-- Begin Data provided --

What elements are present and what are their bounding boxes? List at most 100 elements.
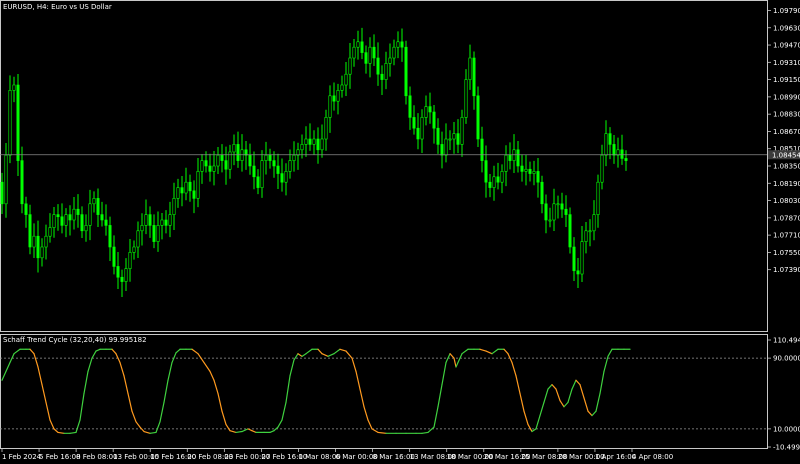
candle-body: [256, 176, 260, 188]
candle-body: [260, 160, 264, 188]
price-axis-label: 1.07550: [773, 249, 800, 257]
candle-body: [564, 208, 568, 215]
candle-body: [384, 63, 388, 80]
price-axis-label: 1.07710: [773, 232, 800, 240]
candle-body: [308, 138, 312, 145]
candle-body: [16, 84, 20, 161]
candle-body: [392, 46, 396, 59]
candle-body: [364, 52, 368, 64]
candle-body: [240, 149, 244, 161]
candle-body: [568, 214, 572, 248]
time-axis-label: 1 Feb 2024: [2, 453, 42, 461]
candle-body: [124, 268, 128, 282]
candle-body: [288, 160, 292, 172]
candle-body: [448, 138, 452, 141]
candle-body: [460, 117, 464, 145]
candle-body: [528, 168, 532, 174]
candle-body: [300, 144, 304, 151]
candle-body: [56, 214, 60, 218]
candle-body: [604, 133, 608, 156]
candle-body: [180, 187, 184, 194]
price-axis-label: 1.07390: [773, 266, 800, 274]
candle-body: [428, 106, 432, 113]
candle-body: [468, 57, 472, 80]
candle-body: [136, 230, 140, 248]
candle-body: [516, 149, 520, 167]
candle-body: [232, 144, 236, 153]
candle-body: [152, 225, 156, 242]
time-axis-label: 6 Mar 00:00: [336, 453, 378, 461]
candle-body: [588, 230, 592, 233]
candle-body: [100, 214, 104, 221]
candle-body: [188, 181, 192, 192]
candle-body: [416, 127, 420, 140]
candle-body: [8, 90, 12, 156]
candle-body: [424, 106, 428, 118]
candle-body: [36, 235, 40, 259]
candle-body: [316, 138, 320, 151]
candle-body: [344, 73, 348, 86]
candle-body: [12, 84, 16, 91]
candle-body: [64, 214, 68, 226]
candle-body: [144, 214, 148, 226]
candle-body: [200, 160, 204, 172]
candle-body: [28, 214, 32, 248]
candle-body: [132, 246, 136, 253]
candle-body: [472, 57, 476, 97]
candle-body: [84, 225, 88, 232]
candle-body: [272, 160, 276, 167]
candle-body: [592, 214, 596, 232]
candle-body: [464, 79, 468, 118]
candle-body: [264, 154, 268, 161]
candle-body: [4, 154, 8, 205]
candle-body: [580, 241, 584, 275]
time-axis-label: 5 Feb 16:00: [39, 453, 80, 461]
candle-body: [324, 117, 328, 140]
candle-body: [332, 95, 336, 102]
candle-body: [284, 171, 288, 183]
candle-body: [320, 138, 324, 151]
candle-body: [388, 57, 392, 64]
candle-body: [608, 133, 612, 145]
candle-body: [372, 46, 376, 59]
price-axis-label: 1.08190: [773, 180, 800, 188]
candle-body: [556, 203, 560, 206]
trading-chart[interactable]: 1.09790 1.09630 1.09470 1.09310 1.09150 1.089…: [0, 0, 800, 464]
candle-body: [500, 171, 504, 183]
candle-body: [32, 235, 36, 248]
candle-body: [348, 57, 352, 75]
candle-body: [584, 230, 588, 242]
candle-body: [480, 138, 484, 161]
candle-body: [404, 46, 408, 97]
candle-body: [360, 41, 364, 53]
candle-body: [620, 149, 624, 159]
candle-body: [128, 252, 132, 269]
candle-body: [196, 171, 200, 199]
candle-body: [40, 246, 44, 259]
candle-body: [204, 160, 208, 167]
price-axis-label: 1.09150: [773, 76, 800, 84]
candle-body: [76, 208, 80, 215]
price-axis-label: 1.08990: [773, 93, 800, 101]
candle-body: [276, 165, 280, 174]
candle-body: [208, 165, 212, 172]
candle-body: [104, 219, 108, 226]
candle-body: [60, 216, 64, 226]
time-axis-label: 1 Apr 16:00: [595, 453, 636, 461]
candle-body: [92, 198, 96, 205]
price-axis-label: 1.07870: [773, 214, 800, 222]
indicator-title: Schaff Trend Cycle (32,20,40) 99.995182: [3, 336, 147, 344]
candle-body: [492, 176, 496, 188]
candle-body: [356, 41, 360, 48]
candle-body: [596, 181, 600, 215]
candle-body: [120, 276, 124, 282]
candle-body: [248, 154, 252, 167]
candle-body: [268, 154, 272, 161]
candle-body: [116, 266, 120, 278]
candle-body: [176, 187, 180, 199]
indicator-axis-label: -10.499424: [773, 444, 800, 452]
candle-body: [164, 219, 168, 226]
candle-body: [292, 154, 296, 161]
candle-body: [168, 214, 172, 226]
candle-body: [328, 95, 332, 118]
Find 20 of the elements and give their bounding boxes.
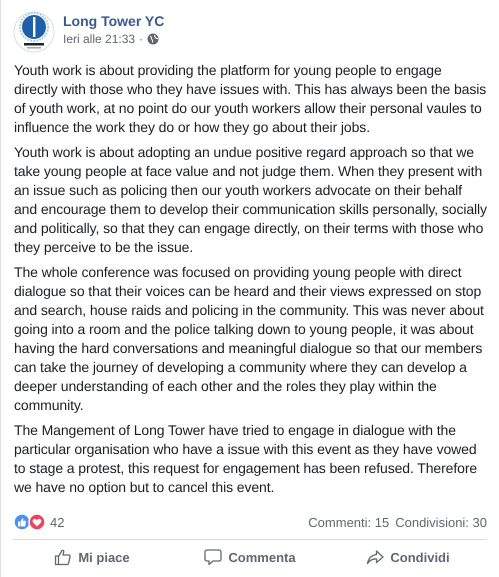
heart-reaction-icon xyxy=(28,513,46,531)
post-time[interactable]: Ieri alle 21:33 xyxy=(63,32,136,46)
comments-count[interactable]: Commenti: 15 xyxy=(308,514,390,530)
reaction-count[interactable]: 42 xyxy=(50,514,64,530)
post-paragraph: Youth work is about adopting an undue positive regard approach so that we take young people at face value and not judge them. When they present with an issue such as policing then our youth workers advocate on their behalf and encourage them to develop their communication skills personally, socially and politically, so that they can engage directly, on their terms with those who they perceive to be the issue. xyxy=(14,143,488,257)
post-paragraph: Youth work is about providing the platform for young people to engage directly with those who they have issues with. This has always been the basis of youth work, at no point do our youth workers allow their personal vaules to influence the work they do or how they go about their jobs. xyxy=(14,61,488,137)
thumbs-up-icon xyxy=(54,548,72,566)
globe-icon xyxy=(147,33,160,45)
club-logo-icon[interactable] xyxy=(13,11,55,53)
author-name[interactable]: Long Tower YC xyxy=(63,13,164,29)
like-button[interactable]: Mi piace xyxy=(13,541,171,573)
share-button[interactable]: Condividi xyxy=(329,541,487,573)
comment-button[interactable]: Commenta xyxy=(171,541,329,573)
like-reaction-icon xyxy=(13,513,31,531)
shares-count[interactable]: Condivisioni: 30 xyxy=(395,514,487,530)
post-paragraph: The whole conference was focused on providing young people with direct dialogue so that their voices can be heard and their views expressed on stop and search, house raids and policing in the community. This was never about going into a room and the police talking down to young people, it was about having the hard conversations and meaningful dialogue so that our members can take the journey of developing a community where they can develop a deeper understanding of each other and the roles they play within the community. xyxy=(14,263,485,415)
share-arrow-icon xyxy=(366,548,384,566)
post-paragraph: The Mangement of Long Tower have tried to engage in dialogue with the particular organisation who have a issue with this event as they have vowed to stage a protest, this request for engagement has been refused. Therefore we have no option but to cancel this event. xyxy=(14,421,478,497)
separator: · xyxy=(139,32,144,46)
speech-bubble-icon xyxy=(204,548,222,566)
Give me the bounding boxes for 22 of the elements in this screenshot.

-- End Data provided --

Copy every line of the records above verbatim, leaving out the pictures.

What elements are present and what are their bounding boxes? List at most 100 elements.
candle-body: [256, 176, 260, 188]
candle-body: [260, 160, 264, 188]
price-axis-label: 1.07550: [773, 249, 800, 257]
candle-body: [564, 208, 568, 215]
candle-body: [384, 63, 388, 80]
price-axis-label: 1.07710: [773, 232, 800, 240]
candle-body: [308, 138, 312, 145]
candle-body: [16, 84, 20, 161]
candle-body: [392, 46, 396, 59]
candle-body: [364, 52, 368, 64]
candle-body: [240, 149, 244, 161]
candle-body: [568, 214, 572, 248]
time-axis-label: 1 Feb 2024: [2, 453, 42, 461]
candle-body: [124, 268, 128, 282]
candle-body: [288, 160, 292, 172]
candle-body: [448, 138, 452, 141]
candle-body: [460, 117, 464, 145]
candle-body: [528, 168, 532, 174]
candle-body: [300, 144, 304, 151]
candle-body: [56, 214, 60, 218]
candle-body: [604, 133, 608, 156]
candle-body: [180, 187, 184, 194]
price-axis-label: 1.07390: [773, 266, 800, 274]
candle-body: [428, 106, 432, 113]
candle-body: [468, 57, 472, 80]
candle-body: [136, 230, 140, 248]
candle-body: [516, 149, 520, 167]
candle-body: [232, 144, 236, 153]
candle-body: [152, 225, 156, 242]
time-axis-label: 6 Mar 00:00: [336, 453, 378, 461]
candle-body: [588, 230, 592, 233]
candle-body: [100, 214, 104, 221]
candle-body: [188, 181, 192, 192]
candle-body: [416, 127, 420, 140]
candle-body: [8, 90, 12, 156]
candle-body: [424, 106, 428, 118]
candle-body: [36, 235, 40, 259]
candle-body: [316, 138, 320, 151]
candle-body: [344, 73, 348, 86]
candle-body: [12, 84, 16, 91]
candle-body: [64, 214, 68, 226]
candle-body: [144, 214, 148, 226]
candle-body: [200, 160, 204, 172]
candle-body: [28, 214, 32, 248]
candle-body: [132, 246, 136, 253]
candle-body: [472, 57, 476, 97]
candle-body: [84, 225, 88, 232]
candle-body: [272, 160, 276, 167]
candle-body: [592, 214, 596, 232]
candle-body: [464, 79, 468, 118]
candle-body: [264, 154, 268, 161]
candle-body: [4, 154, 8, 205]
candle-body: [580, 241, 584, 275]
time-axis-label: 5 Feb 16:00: [39, 453, 80, 461]
candle-body: [324, 117, 328, 140]
candle-body: [332, 95, 336, 102]
candle-body: [284, 171, 288, 183]
candle-body: [320, 138, 324, 151]
candle-body: [388, 57, 392, 64]
candle-body: [608, 133, 612, 145]
candle-body: [372, 46, 376, 59]
price-axis-label: 1.08190: [773, 180, 800, 188]
candle-body: [556, 203, 560, 206]
trading-chart[interactable]: 1.09790 1.09630 1.09470 1.09310 1.09150 1.089…: [0, 0, 800, 464]
candle-body: [500, 171, 504, 183]
candle-body: [32, 235, 36, 248]
candle-body: [348, 57, 352, 75]
candle-body: [584, 230, 588, 242]
candle-body: [480, 138, 484, 161]
candle-body: [404, 46, 408, 97]
candle-body: [360, 41, 364, 53]
candle-body: [620, 149, 624, 159]
candle-body: [128, 252, 132, 269]
candle-body: [196, 171, 200, 199]
candle-body: [40, 246, 44, 259]
candle-body: [204, 160, 208, 167]
price-axis-label: 1.09150: [773, 76, 800, 84]
candle-body: [76, 208, 80, 215]
price-axis-label: 1.08990: [773, 93, 800, 101]
candle-body: [276, 165, 280, 174]
candle-body: [208, 165, 212, 172]
candle-body: [104, 219, 108, 226]
candle-body: [60, 216, 64, 226]
time-axis-label: 1 Apr 16:00: [595, 453, 636, 461]
candle-body: [92, 198, 96, 205]
price-axis-label: 1.07870: [773, 214, 800, 222]
indicator-title: Schaff Trend Cycle (32,20,40) 99.995182: [3, 336, 147, 344]
candle-body: [492, 176, 496, 188]
candle-body: [356, 41, 360, 48]
candle-body: [596, 181, 600, 215]
candle-body: [120, 276, 124, 282]
candle-body: [248, 154, 252, 167]
candle-body: [268, 154, 272, 161]
candle-body: [116, 266, 120, 278]
candle-body: [176, 187, 180, 199]
indicator-axis-label: -10.499424: [773, 444, 800, 452]
candle-body: [164, 219, 168, 226]
candle-body: [292, 154, 296, 161]
candle-body: [168, 214, 172, 226]
candle-body: [328, 95, 332, 118]
Find 20 of the elements and give their bounding boxes.
heart-reaction-icon xyxy=(28,513,46,531)
post-time[interactable]: Ieri alle 21:33 xyxy=(63,32,136,46)
comments-count[interactable]: Commenti: 15 xyxy=(308,514,390,530)
reaction-count[interactable]: 42 xyxy=(50,514,64,530)
post-paragraph: Youth work is about adopting an undue positive regard approach so that we take young people at face value and not judge them. When they present with an issue such as policing then our youth workers advocate on their behalf and encourage them to develop their communication skills personally, socially and politically, so that they can engage directly, on their terms with those who they perceive to be the issue. xyxy=(14,143,488,257)
post-paragraph: Youth work is about providing the platform for young people to engage directly with those who they have issues with. This has always been the basis of youth work, at no point do our youth workers allow their personal vaules to influence the work they do or how they go about their jobs. xyxy=(14,61,488,137)
thumbs-up-icon xyxy=(54,548,72,566)
globe-icon xyxy=(147,33,160,45)
club-logo-icon[interactable] xyxy=(13,11,55,53)
author-name[interactable]: Long Tower YC xyxy=(63,13,164,29)
like-button[interactable]: Mi piace xyxy=(13,541,171,573)
share-button[interactable]: Condividi xyxy=(329,541,487,573)
comment-button[interactable]: Commenta xyxy=(171,541,329,573)
like-reaction-icon xyxy=(13,513,31,531)
shares-count[interactable]: Condivisioni: 30 xyxy=(395,514,487,530)
post-paragraph: The whole conference was focused on providing young people with direct dialogue so that their voices can be heard and their views expressed on stop and search, house raids and policing in the community. This was never about going into a room and the police talking down to young people, it was about having the hard conversations and meaningful dialogue so that our members can take the journey of developing a community where they can develop a deeper understanding of each other and the roles they play within the community. xyxy=(14,263,485,415)
share-arrow-icon xyxy=(366,548,384,566)
post-paragraph: The Mangement of Long Tower have tried to engage in dialogue with the particular organisation who have a issue with this event as they have vowed to stage a protest, this request for engagement has been refused. Therefore we have no option but to cancel this event. xyxy=(14,421,478,497)
separator: · xyxy=(139,32,144,46)
speech-bubble-icon xyxy=(204,548,222,566)
Give me the bounding boxes for 22 of the elements in this screenshot.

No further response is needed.